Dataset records
* Start *
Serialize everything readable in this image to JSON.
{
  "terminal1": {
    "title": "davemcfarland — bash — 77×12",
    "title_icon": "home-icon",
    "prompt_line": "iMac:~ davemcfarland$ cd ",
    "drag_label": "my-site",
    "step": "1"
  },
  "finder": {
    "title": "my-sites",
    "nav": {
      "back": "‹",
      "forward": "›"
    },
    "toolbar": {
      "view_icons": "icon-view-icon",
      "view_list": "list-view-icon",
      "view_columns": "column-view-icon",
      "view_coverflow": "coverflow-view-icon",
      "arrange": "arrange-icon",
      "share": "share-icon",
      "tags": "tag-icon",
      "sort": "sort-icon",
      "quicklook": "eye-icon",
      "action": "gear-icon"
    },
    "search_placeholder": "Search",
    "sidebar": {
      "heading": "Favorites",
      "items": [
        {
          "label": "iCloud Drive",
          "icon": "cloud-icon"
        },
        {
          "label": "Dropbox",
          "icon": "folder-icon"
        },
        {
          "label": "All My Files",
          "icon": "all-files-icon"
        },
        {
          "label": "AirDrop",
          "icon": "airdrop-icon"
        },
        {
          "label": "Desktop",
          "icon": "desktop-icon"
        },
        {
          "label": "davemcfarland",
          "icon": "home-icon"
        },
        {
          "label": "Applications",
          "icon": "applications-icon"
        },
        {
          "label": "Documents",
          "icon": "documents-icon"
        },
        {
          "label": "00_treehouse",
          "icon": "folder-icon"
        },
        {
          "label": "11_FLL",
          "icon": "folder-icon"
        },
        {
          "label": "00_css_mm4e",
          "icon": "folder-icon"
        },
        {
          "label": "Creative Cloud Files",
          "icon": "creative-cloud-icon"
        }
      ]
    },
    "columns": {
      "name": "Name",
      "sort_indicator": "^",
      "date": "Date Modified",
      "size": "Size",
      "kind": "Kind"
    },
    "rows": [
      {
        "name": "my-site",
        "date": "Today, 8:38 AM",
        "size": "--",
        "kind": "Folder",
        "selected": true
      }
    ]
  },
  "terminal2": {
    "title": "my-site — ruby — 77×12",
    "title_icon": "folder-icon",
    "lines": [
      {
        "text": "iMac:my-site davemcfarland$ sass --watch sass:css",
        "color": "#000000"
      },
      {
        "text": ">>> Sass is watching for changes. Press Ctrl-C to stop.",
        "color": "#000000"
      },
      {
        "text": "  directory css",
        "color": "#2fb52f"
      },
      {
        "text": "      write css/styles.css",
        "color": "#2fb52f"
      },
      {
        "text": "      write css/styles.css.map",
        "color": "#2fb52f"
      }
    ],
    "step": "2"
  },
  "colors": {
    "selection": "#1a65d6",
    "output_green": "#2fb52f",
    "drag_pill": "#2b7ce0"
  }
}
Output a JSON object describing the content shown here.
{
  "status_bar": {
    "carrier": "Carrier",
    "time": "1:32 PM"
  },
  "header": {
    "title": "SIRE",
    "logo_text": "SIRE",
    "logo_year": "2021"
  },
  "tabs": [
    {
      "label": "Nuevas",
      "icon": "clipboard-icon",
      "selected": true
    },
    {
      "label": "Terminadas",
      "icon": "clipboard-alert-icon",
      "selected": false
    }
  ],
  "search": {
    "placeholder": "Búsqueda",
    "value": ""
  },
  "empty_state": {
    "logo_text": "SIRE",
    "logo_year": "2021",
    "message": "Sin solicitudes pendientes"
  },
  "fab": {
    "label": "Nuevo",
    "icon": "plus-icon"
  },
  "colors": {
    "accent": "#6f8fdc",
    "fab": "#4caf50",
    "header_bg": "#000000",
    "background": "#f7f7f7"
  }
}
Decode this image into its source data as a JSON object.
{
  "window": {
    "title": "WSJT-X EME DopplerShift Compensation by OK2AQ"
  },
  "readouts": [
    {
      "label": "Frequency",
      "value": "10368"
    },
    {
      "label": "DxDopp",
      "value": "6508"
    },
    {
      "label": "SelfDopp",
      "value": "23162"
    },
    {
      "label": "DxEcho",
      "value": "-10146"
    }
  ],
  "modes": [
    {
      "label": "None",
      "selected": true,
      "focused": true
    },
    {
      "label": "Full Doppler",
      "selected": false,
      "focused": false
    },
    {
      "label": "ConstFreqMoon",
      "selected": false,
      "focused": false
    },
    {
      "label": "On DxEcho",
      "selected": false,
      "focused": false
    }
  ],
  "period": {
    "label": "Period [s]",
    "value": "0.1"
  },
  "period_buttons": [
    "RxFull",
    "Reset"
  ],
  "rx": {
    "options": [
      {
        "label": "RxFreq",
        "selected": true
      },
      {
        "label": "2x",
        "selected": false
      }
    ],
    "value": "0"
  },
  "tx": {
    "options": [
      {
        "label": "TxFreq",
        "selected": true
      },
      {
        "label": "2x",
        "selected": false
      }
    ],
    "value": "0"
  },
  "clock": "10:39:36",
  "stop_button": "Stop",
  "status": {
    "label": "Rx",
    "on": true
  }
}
* End *
- Goal of the exercise -
All of the data needs to be reproduced exactly, with no line missing.

- Solution to this problem -
Serialize everything readable in this image to JSON.
{
  "terminal1": {
    "title": "davemcfarland — bash — 77×12",
    "title_icon": "home-icon",
    "prompt_line": "iMac:~ davemcfarland$ cd ",
    "drag_label": "my-site",
    "step": "1"
  },
  "finder": {
    "title": "my-sites",
    "nav": {
      "back": "‹",
      "forward": "›"
    },
    "toolbar": {
      "view_icons": "icon-view-icon",
      "view_list": "list-view-icon",
      "view_columns": "column-view-icon",
      "view_coverflow": "coverflow-view-icon",
      "arrange": "arrange-icon",
      "share": "share-icon",
      "tags": "tag-icon",
      "sort": "sort-icon",
      "quicklook": "eye-icon",
      "action": "gear-icon"
    },
    "search_placeholder": "Search",
    "sidebar": {
      "heading": "Favorites",
      "items": [
        {
          "label": "iCloud Drive",
          "icon": "cloud-icon"
        },
        {
          "label": "Dropbox",
          "icon": "folder-icon"
        },
        {
          "label": "All My Files",
          "icon": "all-files-icon"
        },
        {
          "label": "AirDrop",
          "icon": "airdrop-icon"
        },
        {
          "label": "Desktop",
          "icon": "desktop-icon"
        },
        {
          "label": "davemcfarland",
          "icon": "home-icon"
        },
        {
          "label": "Applications",
          "icon": "applications-icon"
        },
        {
          "label": "Documents",
          "icon": "documents-icon"
        },
        {
          "label": "00_treehouse",
          "icon": "folder-icon"
        },
        {
          "label": "11_FLL",
          "icon": "folder-icon"
        },
        {
          "label": "00_css_mm4e",
          "icon": "folder-icon"
        },
        {
          "label": "Creative Cloud Files",
          "icon": "creative-cloud-icon"
        }
      ]
    },
    "columns": {
      "name": "Name",
      "sort_indicator": "^",
      "date": "Date Modified",
      "size": "Size",
      "kind": "Kind"
    },
    "rows": [
      {
        "name": "my-site",
        "date": "Today, 8:38 AM",
        "size": "--",
        "kind": "Folder",
        "selected": true
      }
    ]
  },
  "terminal2": {
    "title": "my-site — ruby — 77×12",
    "title_icon": "folder-icon",
    "lines": [
      {
        "text": "iMac:my-site davemcfarland$ sass --watch sass:css",
        "color": "#000000"
      },
      {
        "text": ">>> Sass is watching for changes. Press Ctrl-C to stop.",
        "color": "#000000"
      },
      {
        "text": "  directory css",
        "color": "#2fb52f"
      },
      {
        "text": "      write css/styles.css",
        "color": "#2fb52f"
      },
      {
        "text": "      write css/styles.css.map",
        "color": "#2fb52f"
      }
    ],
    "step": "2"
  },
  "colors": {
    "selection": "#1a65d6",
    "output_green": "#2fb52f",
    "drag_pill": "#2b7ce0"
  }
}
Output a JSON object describing the content shown here.
{
  "status_bar": {
    "carrier": "Carrier",
    "time": "1:32 PM"
  },
  "header": {
    "title": "SIRE",
    "logo_text": "SIRE",
    "logo_year": "2021"
  },
  "tabs": [
    {
      "label": "Nuevas",
      "icon": "clipboard-icon",
      "selected": true
    },
    {
      "label": "Terminadas",
      "icon": "clipboard-alert-icon",
      "selected": false
    }
  ],
  "search": {
    "placeholder": "Búsqueda",
    "value": ""
  },
  "empty_state": {
    "logo_text": "SIRE",
    "logo_year": "2021",
    "message": "Sin solicitudes pendientes"
  },
  "fab": {
    "label": "Nuevo",
    "icon": "plus-icon"
  },
  "colors": {
    "accent": "#6f8fdc",
    "fab": "#4caf50",
    "header_bg": "#000000",
    "background": "#f7f7f7"
  }
}
Decode this image into its source data as a JSON object.
{
  "window": {
    "title": "WSJT-X EME DopplerShift Compensation by OK2AQ"
  },
  "readouts": [
    {
      "label": "Frequency",
      "value": "10368"
    },
    {
      "label": "DxDopp",
      "value": "6508"
    },
    {
      "label": "SelfDopp",
      "value": "23162"
    },
    {
      "label": "DxEcho",
      "value": "-10146"
    }
  ],
  "modes": [
    {
      "label": "None",
      "selected": true,
      "focused": true
    },
    {
      "label": "Full Doppler",
      "selected": false,
      "focused": false
    },
    {
      "label": "ConstFreqMoon",
      "selected": false,
      "focused": false
    },
    {
      "label": "On DxEcho",
      "selected": false,
      "focused": false
    }
  ],
  "period": {
    "label": "Period [s]",
    "value": "0.1"
  },
  "period_buttons": [
    "RxFull",
    "Reset"
  ],
  "rx": {
    "options": [
      {
        "label": "RxFreq",
        "selected": true
      },
      {
        "label": "2x",
        "selected": false
      }
    ],
    "value": "0"
  },
  "tx": {
    "options": [
      {
        "label": "TxFreq",
        "selected": true
      },
      {
        "label": "2x",
        "selected": false
      }
    ],
    "value": "0"
  },
  "clock": "10:39:36",
  "stop_button": "Stop",
  "status": {
    "label": "Rx",
    "on": true
  }
}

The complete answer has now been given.